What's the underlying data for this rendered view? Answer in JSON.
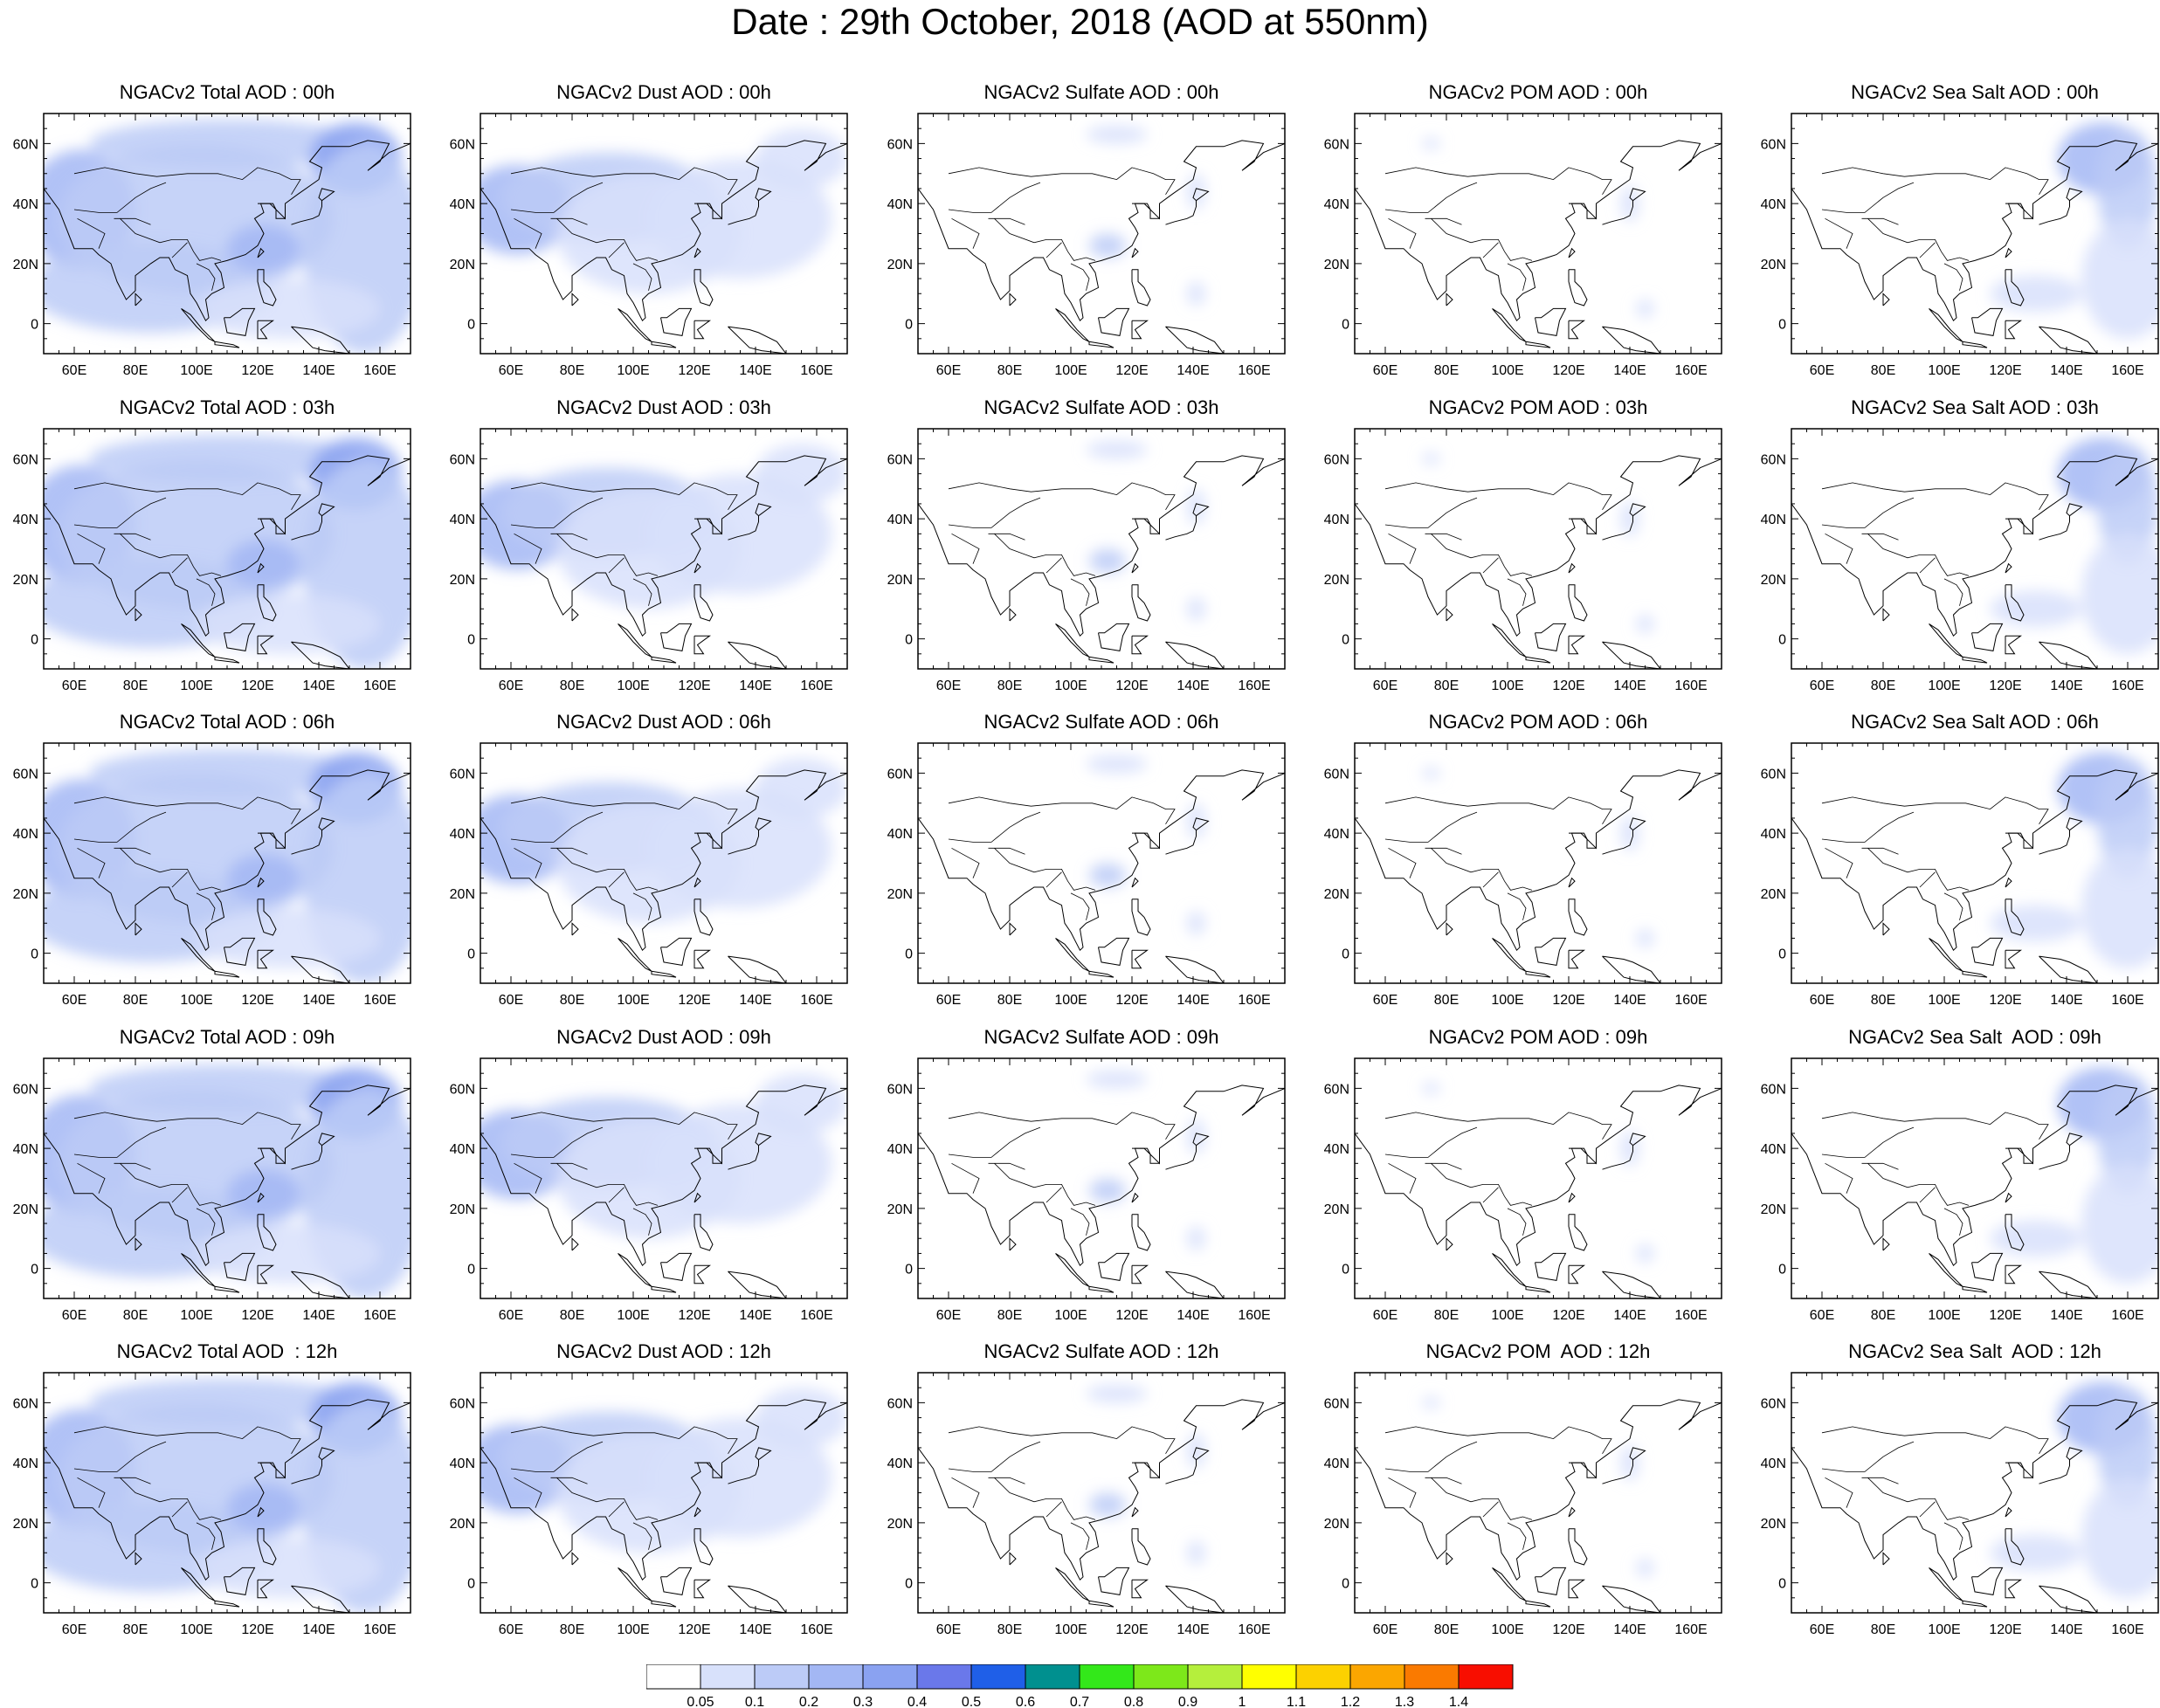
{
  "title": "Date : 29th October, 2018 (AOD at 550nm)",
  "axes": {
    "lat_labels": [
      "60N",
      "40N",
      "20N",
      "0"
    ],
    "lat_values": [
      60,
      40,
      20,
      0
    ],
    "lon_labels": [
      "60E",
      "80E",
      "100E",
      "120E",
      "140E",
      "160E"
    ],
    "lon_values": [
      60,
      80,
      100,
      120,
      140,
      160
    ],
    "lat_range": [
      -10,
      70
    ],
    "lon_range": [
      50,
      170
    ]
  },
  "colorbar": {
    "labels": [
      "0.05",
      "0.1",
      "0.2",
      "0.3",
      "0.4",
      "0.5",
      "0.6",
      "0.7",
      "0.8",
      "0.9",
      "1",
      "1.1",
      "1.2",
      "1.3",
      "1.4"
    ],
    "colors": [
      "#ffffff",
      "#d8e1fb",
      "#bccbf7",
      "#a3b7f4",
      "#8aa2f1",
      "#6a78ea",
      "#1f5fe8",
      "#00908f",
      "#33e81a",
      "#7de81a",
      "#b5ef3c",
      "#ffff00",
      "#fcd100",
      "#fba600",
      "#fa7a00",
      "#f80e00"
    ]
  },
  "grid": {
    "columns": [
      "Total",
      "Dust",
      "Sulfate",
      "POM",
      "Sea Salt"
    ],
    "times": [
      "00h",
      "03h",
      "06h",
      "09h",
      "12h"
    ],
    "titles": [
      [
        "NGACv2 Total AOD : 00h",
        "NGACv2 Dust AOD : 00h",
        "NGACv2 Sulfate AOD : 00h",
        "NGACv2 POM AOD : 00h",
        "NGACv2 Sea Salt AOD : 00h"
      ],
      [
        "NGACv2 Total AOD : 03h",
        "NGACv2 Dust AOD : 03h",
        "NGACv2 Sulfate AOD : 03h",
        "NGACv2 POM AOD : 03h",
        "NGACv2 Sea Salt AOD : 03h"
      ],
      [
        "NGACv2 Total AOD : 06h",
        "NGACv2 Dust AOD : 06h",
        "NGACv2 Sulfate AOD : 06h",
        "NGACv2 POM AOD : 06h",
        "NGACv2 Sea Salt AOD : 06h"
      ],
      [
        "NGACv2 Total AOD : 09h",
        "NGACv2 Dust AOD : 09h",
        "NGACv2 Sulfate AOD : 09h",
        "NGACv2 POM AOD : 09h",
        "NGACv2 Sea Salt  AOD : 09h"
      ],
      [
        "NGACv2 Total AOD  : 12h",
        "NGACv2 Dust AOD : 12h",
        "NGACv2 Sulfate AOD : 12h",
        "NGACv2 POM  AOD : 12h",
        "NGACv2 Sea Salt  AOD : 12h"
      ]
    ]
  },
  "fields": {
    "Total": [
      {
        "lon": 62,
        "lat": 38,
        "rx": 18,
        "ry": 20,
        "level": 3
      },
      {
        "lon": 100,
        "lat": 35,
        "rx": 45,
        "ry": 25,
        "level": 2
      },
      {
        "lon": 85,
        "lat": 12,
        "rx": 40,
        "ry": 15,
        "level": 2
      },
      {
        "lon": 110,
        "lat": 60,
        "rx": 45,
        "ry": 8,
        "level": 2
      },
      {
        "lon": 152,
        "lat": 55,
        "rx": 15,
        "ry": 12,
        "level": 4
      },
      {
        "lon": 155,
        "lat": 25,
        "rx": 20,
        "ry": 35,
        "level": 2
      },
      {
        "lon": 122,
        "lat": 25,
        "rx": 12,
        "ry": 8,
        "level": 3
      },
      {
        "lon": 130,
        "lat": 5,
        "rx": 30,
        "ry": 10,
        "level": 1
      }
    ],
    "Dust": [
      {
        "lon": 62,
        "lat": 38,
        "rx": 18,
        "ry": 15,
        "level": 3
      },
      {
        "lon": 92,
        "lat": 42,
        "rx": 35,
        "ry": 15,
        "level": 2
      },
      {
        "lon": 105,
        "lat": 30,
        "rx": 30,
        "ry": 20,
        "level": 1
      },
      {
        "lon": 135,
        "lat": 35,
        "rx": 30,
        "ry": 20,
        "level": 1
      },
      {
        "lon": 155,
        "lat": 55,
        "rx": 15,
        "ry": 10,
        "level": 1
      }
    ],
    "Sulfate": [
      {
        "lon": 112,
        "lat": 26,
        "rx": 6,
        "ry": 4,
        "level": 2
      },
      {
        "lon": 115,
        "lat": 63,
        "rx": 10,
        "ry": 3,
        "level": 1
      },
      {
        "lon": 141,
        "lat": 44,
        "rx": 3,
        "ry": 6,
        "level": 1
      },
      {
        "lon": 141,
        "lat": 10,
        "rx": 3,
        "ry": 4,
        "level": 1
      }
    ],
    "POM": [
      {
        "lon": 140,
        "lat": 40,
        "rx": 3,
        "ry": 6,
        "level": 1
      },
      {
        "lon": 145,
        "lat": 5,
        "rx": 3,
        "ry": 3,
        "level": 1
      },
      {
        "lon": 75,
        "lat": 60,
        "rx": 3,
        "ry": 2,
        "level": 1
      }
    ],
    "Sea Salt": [
      {
        "lon": 152,
        "lat": 55,
        "rx": 15,
        "ry": 12,
        "level": 3
      },
      {
        "lon": 160,
        "lat": 45,
        "rx": 10,
        "ry": 20,
        "level": 2
      },
      {
        "lon": 160,
        "lat": 15,
        "rx": 15,
        "ry": 20,
        "level": 1
      },
      {
        "lon": 130,
        "lat": 10,
        "rx": 15,
        "ry": 6,
        "level": 1
      }
    ]
  }
}
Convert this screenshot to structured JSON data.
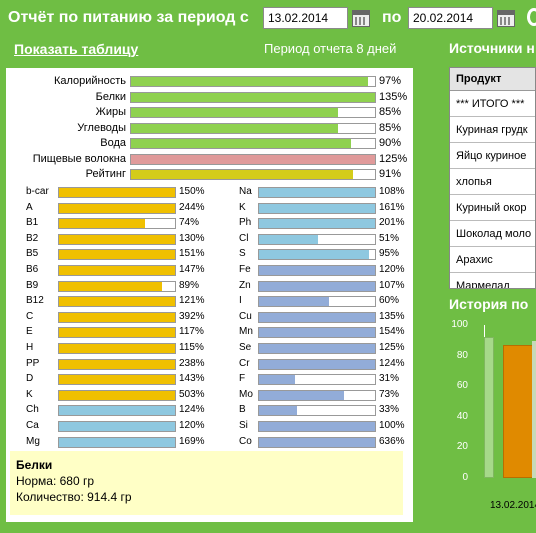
{
  "header": {
    "title": "Отчёт по питанию за период с",
    "date_from": "13.02.2014",
    "separator": "по",
    "date_to": "20.02.2014"
  },
  "show_table_link": "Показать таблицу",
  "period_text": "Период отчета 8 дней",
  "sources_title": "Источники н",
  "history_title": "История по",
  "main_bars": [
    {
      "label": "Калорийность",
      "pct": "97%",
      "value": 97,
      "color": "#8fd14f"
    },
    {
      "label": "Белки",
      "pct": "135%",
      "value": 135,
      "color": "#8fd14f"
    },
    {
      "label": "Жиры",
      "pct": "85%",
      "value": 85,
      "color": "#8fd14f"
    },
    {
      "label": "Углеводы",
      "pct": "85%",
      "value": 85,
      "color": "#8fd14f"
    },
    {
      "label": "Вода",
      "pct": "90%",
      "value": 90,
      "color": "#8fd14f"
    },
    {
      "label": "Пищевые волокна",
      "pct": "125%",
      "value": 125,
      "color": "#e09a9a"
    },
    {
      "label": "Рейтинг",
      "pct": "91%",
      "value": 91,
      "color": "#d4cc1a"
    }
  ],
  "vitamins": [
    {
      "label": "b-car",
      "pct": "150%",
      "value": 150
    },
    {
      "label": "A",
      "pct": "244%",
      "value": 244
    },
    {
      "label": "B1",
      "pct": "74%",
      "value": 74
    },
    {
      "label": "B2",
      "pct": "130%",
      "value": 130
    },
    {
      "label": "B5",
      "pct": "151%",
      "value": 151
    },
    {
      "label": "B6",
      "pct": "147%",
      "value": 147
    },
    {
      "label": "B9",
      "pct": "89%",
      "value": 89
    },
    {
      "label": "B12",
      "pct": "121%",
      "value": 121
    },
    {
      "label": "C",
      "pct": "392%",
      "value": 392
    },
    {
      "label": "E",
      "pct": "117%",
      "value": 117
    },
    {
      "label": "H",
      "pct": "115%",
      "value": 115
    },
    {
      "label": "PP",
      "pct": "238%",
      "value": 238
    },
    {
      "label": "D",
      "pct": "143%",
      "value": 143
    },
    {
      "label": "K",
      "pct": "503%",
      "value": 503
    },
    {
      "label": "Ch",
      "pct": "124%",
      "value": 124,
      "color": "#8ec8e0"
    },
    {
      "label": "Ca",
      "pct": "120%",
      "value": 120,
      "color": "#8ec8e0"
    },
    {
      "label": "Mg",
      "pct": "169%",
      "value": 169,
      "color": "#8ec8e0"
    }
  ],
  "minerals": [
    {
      "label": "Na",
      "pct": "108%",
      "value": 108,
      "color": "#8ec8e0"
    },
    {
      "label": "K",
      "pct": "161%",
      "value": 161,
      "color": "#8ec8e0"
    },
    {
      "label": "Ph",
      "pct": "201%",
      "value": 201,
      "color": "#8ec8e0"
    },
    {
      "label": "Cl",
      "pct": "51%",
      "value": 51,
      "color": "#8ec8e0"
    },
    {
      "label": "S",
      "pct": "95%",
      "value": 95,
      "color": "#8ec8e0"
    },
    {
      "label": "Fe",
      "pct": "120%",
      "value": 120,
      "color": "#92acd8"
    },
    {
      "label": "Zn",
      "pct": "107%",
      "value": 107,
      "color": "#92acd8"
    },
    {
      "label": "I",
      "pct": "60%",
      "value": 60,
      "color": "#92acd8"
    },
    {
      "label": "Cu",
      "pct": "135%",
      "value": 135,
      "color": "#92acd8"
    },
    {
      "label": "Mn",
      "pct": "154%",
      "value": 154,
      "color": "#92acd8"
    },
    {
      "label": "Se",
      "pct": "125%",
      "value": 125,
      "color": "#92acd8"
    },
    {
      "label": "Cr",
      "pct": "124%",
      "value": 124,
      "color": "#92acd8"
    },
    {
      "label": "F",
      "pct": "31%",
      "value": 31,
      "color": "#92acd8"
    },
    {
      "label": "Mo",
      "pct": "73%",
      "value": 73,
      "color": "#92acd8"
    },
    {
      "label": "B",
      "pct": "33%",
      "value": 33,
      "color": "#92acd8"
    },
    {
      "label": "Si",
      "pct": "100%",
      "value": 100,
      "color": "#92acd8"
    },
    {
      "label": "Co",
      "pct": "636%",
      "value": 636,
      "color": "#92acd8"
    }
  ],
  "vitamin_color": "#f0c000",
  "info": {
    "title": "Белки",
    "norm": "Норма: 680 гр",
    "amount": "Количество: 914.4 гр"
  },
  "products": {
    "header": "Продукт",
    "rows": [
      "*** ИТОГО ***",
      "Куриная грудк",
      "Яйцо куриное",
      "хлопья",
      "Куриный окор",
      "Шоколад моло",
      "Арахис",
      "Мармелад"
    ]
  },
  "chart_data": {
    "type": "bar",
    "categories": [
      "13.02.2014"
    ],
    "values": [
      87
    ],
    "ylim": [
      0,
      100
    ],
    "yticks": [
      "100",
      "80",
      "60",
      "40",
      "20",
      "0"
    ],
    "color": "#e08a00"
  }
}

§ §

- _Work to complete_: Using the data above, copy each line that contains "this".

- _Output of the task_:
What's the underlying data for this rendered view? Answer in JSON.
Convert this screenshot to structured JSON data.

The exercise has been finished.